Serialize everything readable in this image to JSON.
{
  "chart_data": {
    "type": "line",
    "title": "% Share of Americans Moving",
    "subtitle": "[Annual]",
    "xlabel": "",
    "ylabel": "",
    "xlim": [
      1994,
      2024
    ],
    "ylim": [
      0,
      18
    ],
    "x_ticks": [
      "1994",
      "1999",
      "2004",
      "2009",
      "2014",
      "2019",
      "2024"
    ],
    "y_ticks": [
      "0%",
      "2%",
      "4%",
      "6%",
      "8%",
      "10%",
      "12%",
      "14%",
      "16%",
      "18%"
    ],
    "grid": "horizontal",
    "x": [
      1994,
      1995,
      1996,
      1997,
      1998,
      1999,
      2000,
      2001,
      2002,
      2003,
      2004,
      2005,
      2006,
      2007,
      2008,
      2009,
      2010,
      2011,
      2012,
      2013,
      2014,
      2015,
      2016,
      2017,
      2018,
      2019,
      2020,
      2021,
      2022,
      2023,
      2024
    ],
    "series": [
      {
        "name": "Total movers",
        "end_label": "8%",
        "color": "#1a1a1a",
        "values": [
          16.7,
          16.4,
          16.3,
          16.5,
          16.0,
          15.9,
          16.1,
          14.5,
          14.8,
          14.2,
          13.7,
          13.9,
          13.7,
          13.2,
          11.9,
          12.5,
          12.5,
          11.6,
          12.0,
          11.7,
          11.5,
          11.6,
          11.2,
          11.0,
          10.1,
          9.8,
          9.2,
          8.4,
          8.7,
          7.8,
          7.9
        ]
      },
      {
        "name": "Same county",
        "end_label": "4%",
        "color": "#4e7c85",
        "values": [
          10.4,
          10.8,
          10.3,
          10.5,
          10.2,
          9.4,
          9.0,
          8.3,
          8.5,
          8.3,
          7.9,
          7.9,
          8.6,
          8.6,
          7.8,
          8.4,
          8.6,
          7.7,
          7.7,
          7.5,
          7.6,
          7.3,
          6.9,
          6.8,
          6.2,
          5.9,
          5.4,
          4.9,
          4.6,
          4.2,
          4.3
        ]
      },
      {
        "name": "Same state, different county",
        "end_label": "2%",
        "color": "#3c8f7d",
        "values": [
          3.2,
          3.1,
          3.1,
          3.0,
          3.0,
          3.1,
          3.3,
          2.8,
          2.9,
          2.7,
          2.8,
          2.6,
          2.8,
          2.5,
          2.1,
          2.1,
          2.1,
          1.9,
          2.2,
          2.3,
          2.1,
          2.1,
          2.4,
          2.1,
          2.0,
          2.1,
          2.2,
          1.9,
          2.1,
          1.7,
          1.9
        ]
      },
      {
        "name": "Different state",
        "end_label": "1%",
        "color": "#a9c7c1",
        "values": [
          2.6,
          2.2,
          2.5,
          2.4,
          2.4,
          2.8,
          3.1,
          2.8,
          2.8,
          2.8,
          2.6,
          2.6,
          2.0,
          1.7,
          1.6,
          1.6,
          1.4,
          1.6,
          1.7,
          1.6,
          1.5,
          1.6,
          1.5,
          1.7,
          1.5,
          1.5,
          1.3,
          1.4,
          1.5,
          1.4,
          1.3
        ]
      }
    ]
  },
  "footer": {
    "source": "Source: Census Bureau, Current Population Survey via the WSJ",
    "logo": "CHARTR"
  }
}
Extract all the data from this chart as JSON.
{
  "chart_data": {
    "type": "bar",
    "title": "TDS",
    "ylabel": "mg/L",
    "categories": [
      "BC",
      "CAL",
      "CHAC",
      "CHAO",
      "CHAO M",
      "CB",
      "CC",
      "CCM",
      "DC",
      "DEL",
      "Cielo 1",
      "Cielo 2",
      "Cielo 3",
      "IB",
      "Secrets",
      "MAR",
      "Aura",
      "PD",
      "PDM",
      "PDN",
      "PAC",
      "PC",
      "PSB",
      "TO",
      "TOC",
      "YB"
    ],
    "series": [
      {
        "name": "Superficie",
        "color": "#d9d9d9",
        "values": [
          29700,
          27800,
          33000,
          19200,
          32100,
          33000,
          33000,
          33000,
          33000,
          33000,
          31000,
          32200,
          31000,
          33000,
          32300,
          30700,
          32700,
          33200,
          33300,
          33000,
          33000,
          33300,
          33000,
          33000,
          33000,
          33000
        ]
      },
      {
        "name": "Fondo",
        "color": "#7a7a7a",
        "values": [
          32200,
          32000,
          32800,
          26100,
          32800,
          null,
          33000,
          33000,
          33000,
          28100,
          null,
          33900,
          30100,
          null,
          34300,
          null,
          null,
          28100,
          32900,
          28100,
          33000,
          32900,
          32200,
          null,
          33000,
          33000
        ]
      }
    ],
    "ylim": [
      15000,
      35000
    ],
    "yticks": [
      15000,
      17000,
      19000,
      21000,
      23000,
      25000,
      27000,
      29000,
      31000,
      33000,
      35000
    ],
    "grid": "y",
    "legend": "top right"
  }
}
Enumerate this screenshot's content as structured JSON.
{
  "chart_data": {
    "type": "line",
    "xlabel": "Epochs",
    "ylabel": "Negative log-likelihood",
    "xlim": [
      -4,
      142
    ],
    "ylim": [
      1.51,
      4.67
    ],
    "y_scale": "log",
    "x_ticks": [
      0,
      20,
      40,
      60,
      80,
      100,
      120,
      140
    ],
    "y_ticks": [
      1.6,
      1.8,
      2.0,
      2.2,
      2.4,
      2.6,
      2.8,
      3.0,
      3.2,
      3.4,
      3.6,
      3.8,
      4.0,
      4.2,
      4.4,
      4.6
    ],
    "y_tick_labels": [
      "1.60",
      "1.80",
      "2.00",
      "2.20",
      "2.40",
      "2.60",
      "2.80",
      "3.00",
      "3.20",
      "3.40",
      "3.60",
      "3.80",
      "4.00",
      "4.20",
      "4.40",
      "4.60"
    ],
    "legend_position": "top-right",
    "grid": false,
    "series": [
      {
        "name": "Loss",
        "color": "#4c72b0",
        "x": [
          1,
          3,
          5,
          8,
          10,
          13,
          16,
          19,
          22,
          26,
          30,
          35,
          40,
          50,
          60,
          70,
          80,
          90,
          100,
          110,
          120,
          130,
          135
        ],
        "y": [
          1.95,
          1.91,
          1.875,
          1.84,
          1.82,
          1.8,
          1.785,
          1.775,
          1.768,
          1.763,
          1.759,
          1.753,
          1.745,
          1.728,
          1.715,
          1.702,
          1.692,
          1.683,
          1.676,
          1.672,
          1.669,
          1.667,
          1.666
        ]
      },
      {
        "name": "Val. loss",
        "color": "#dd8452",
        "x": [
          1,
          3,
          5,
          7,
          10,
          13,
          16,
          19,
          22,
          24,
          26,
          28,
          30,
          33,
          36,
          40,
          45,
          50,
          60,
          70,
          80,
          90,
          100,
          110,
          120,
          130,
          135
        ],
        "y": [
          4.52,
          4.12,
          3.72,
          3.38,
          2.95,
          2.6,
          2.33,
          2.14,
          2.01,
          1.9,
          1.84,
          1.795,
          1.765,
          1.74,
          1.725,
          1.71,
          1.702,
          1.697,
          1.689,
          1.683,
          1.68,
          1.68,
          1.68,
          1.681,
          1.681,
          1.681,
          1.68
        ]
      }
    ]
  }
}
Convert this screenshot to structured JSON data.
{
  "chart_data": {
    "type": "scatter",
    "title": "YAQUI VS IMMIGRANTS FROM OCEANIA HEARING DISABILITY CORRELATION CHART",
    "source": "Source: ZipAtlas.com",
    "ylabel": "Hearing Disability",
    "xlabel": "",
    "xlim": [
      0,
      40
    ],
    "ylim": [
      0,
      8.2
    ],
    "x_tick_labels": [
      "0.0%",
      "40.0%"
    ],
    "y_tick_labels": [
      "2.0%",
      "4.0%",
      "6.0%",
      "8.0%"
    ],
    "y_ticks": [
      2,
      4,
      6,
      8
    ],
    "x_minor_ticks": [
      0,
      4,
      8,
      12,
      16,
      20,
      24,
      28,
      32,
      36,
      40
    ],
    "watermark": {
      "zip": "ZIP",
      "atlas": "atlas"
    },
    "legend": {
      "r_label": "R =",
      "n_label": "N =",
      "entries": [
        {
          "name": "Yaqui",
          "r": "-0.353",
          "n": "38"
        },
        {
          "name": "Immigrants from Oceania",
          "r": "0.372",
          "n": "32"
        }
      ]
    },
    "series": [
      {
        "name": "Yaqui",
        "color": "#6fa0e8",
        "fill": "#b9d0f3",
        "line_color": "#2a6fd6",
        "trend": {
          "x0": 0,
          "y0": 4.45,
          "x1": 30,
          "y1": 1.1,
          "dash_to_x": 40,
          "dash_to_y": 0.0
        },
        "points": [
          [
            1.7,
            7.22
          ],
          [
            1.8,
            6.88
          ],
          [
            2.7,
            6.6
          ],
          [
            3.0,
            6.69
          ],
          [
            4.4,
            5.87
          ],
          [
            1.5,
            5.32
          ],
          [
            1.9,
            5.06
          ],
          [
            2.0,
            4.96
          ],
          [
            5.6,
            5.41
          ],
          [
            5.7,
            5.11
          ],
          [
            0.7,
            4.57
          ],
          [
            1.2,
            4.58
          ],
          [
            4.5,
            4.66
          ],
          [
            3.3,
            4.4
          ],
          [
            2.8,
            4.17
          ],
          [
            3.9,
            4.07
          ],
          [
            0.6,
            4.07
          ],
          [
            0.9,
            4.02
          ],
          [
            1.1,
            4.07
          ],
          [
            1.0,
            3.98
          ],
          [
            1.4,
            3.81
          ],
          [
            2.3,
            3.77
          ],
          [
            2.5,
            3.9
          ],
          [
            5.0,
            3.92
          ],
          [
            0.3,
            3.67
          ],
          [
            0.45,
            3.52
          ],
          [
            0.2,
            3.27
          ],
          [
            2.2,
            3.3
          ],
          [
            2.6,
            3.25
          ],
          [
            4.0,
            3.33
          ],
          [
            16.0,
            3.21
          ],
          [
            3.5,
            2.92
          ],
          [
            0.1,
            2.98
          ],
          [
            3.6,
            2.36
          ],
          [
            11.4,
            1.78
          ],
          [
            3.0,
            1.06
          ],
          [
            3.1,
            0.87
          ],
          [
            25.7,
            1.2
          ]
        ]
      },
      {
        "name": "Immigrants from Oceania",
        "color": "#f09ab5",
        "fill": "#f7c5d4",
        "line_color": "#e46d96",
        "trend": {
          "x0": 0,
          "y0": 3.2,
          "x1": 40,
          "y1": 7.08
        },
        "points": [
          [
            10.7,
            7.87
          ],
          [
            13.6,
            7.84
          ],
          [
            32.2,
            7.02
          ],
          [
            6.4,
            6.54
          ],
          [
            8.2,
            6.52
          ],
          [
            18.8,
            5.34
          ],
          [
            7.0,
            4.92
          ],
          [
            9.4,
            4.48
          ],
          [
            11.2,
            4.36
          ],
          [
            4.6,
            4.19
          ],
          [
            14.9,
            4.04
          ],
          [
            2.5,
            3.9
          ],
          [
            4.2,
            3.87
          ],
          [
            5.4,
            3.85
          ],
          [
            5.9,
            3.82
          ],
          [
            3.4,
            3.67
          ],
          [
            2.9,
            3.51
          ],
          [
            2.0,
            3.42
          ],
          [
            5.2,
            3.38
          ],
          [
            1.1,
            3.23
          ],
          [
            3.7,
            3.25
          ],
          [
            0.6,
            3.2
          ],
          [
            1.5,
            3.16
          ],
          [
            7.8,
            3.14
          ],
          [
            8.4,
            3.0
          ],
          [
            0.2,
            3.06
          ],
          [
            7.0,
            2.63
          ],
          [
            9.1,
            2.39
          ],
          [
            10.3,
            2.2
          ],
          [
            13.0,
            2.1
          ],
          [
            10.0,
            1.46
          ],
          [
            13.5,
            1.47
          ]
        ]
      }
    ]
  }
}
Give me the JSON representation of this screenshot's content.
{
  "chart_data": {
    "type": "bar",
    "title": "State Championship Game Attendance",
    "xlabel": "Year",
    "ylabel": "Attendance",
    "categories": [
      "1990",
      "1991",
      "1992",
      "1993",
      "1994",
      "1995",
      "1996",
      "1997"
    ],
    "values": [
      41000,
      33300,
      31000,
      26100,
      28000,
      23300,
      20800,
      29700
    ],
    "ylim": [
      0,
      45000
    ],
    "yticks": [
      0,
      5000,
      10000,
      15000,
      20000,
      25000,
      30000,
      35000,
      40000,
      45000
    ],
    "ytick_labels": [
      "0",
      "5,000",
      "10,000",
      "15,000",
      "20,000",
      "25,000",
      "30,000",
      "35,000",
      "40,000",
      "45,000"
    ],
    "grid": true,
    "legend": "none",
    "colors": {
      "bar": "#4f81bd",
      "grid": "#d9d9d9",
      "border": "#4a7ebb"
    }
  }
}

◆ OBJECTIVE:
Retype exactly, please, each line from the line that contains "Give me the" through the last line of the entries above, with nothing added.

◆ TASK RESPONSE:
Give me the JSON representation of this screenshot's content.
{
  "chart_data": {
    "type": "bar",
    "title": "State Championship Game Attendance",
    "xlabel": "Year",
    "ylabel": "Attendance",
    "categories": [
      "1990",
      "1991",
      "1992",
      "1993",
      "1994",
      "1995",
      "1996",
      "1997"
    ],
    "values": [
      41000,
      33300,
      31000,
      26100,
      28000,
      23300,
      20800,
      29700
    ],
    "ylim": [
      0,
      45000
    ],
    "yticks": [
      0,
      5000,
      10000,
      15000,
      20000,
      25000,
      30000,
      35000,
      40000,
      45000
    ],
    "ytick_labels": [
      "0",
      "5,000",
      "10,000",
      "15,000",
      "20,000",
      "25,000",
      "30,000",
      "35,000",
      "40,000",
      "45,000"
    ],
    "grid": true,
    "legend": "none",
    "colors": {
      "bar": "#4f81bd",
      "grid": "#d9d9d9",
      "border": "#4a7ebb"
    }
  }
}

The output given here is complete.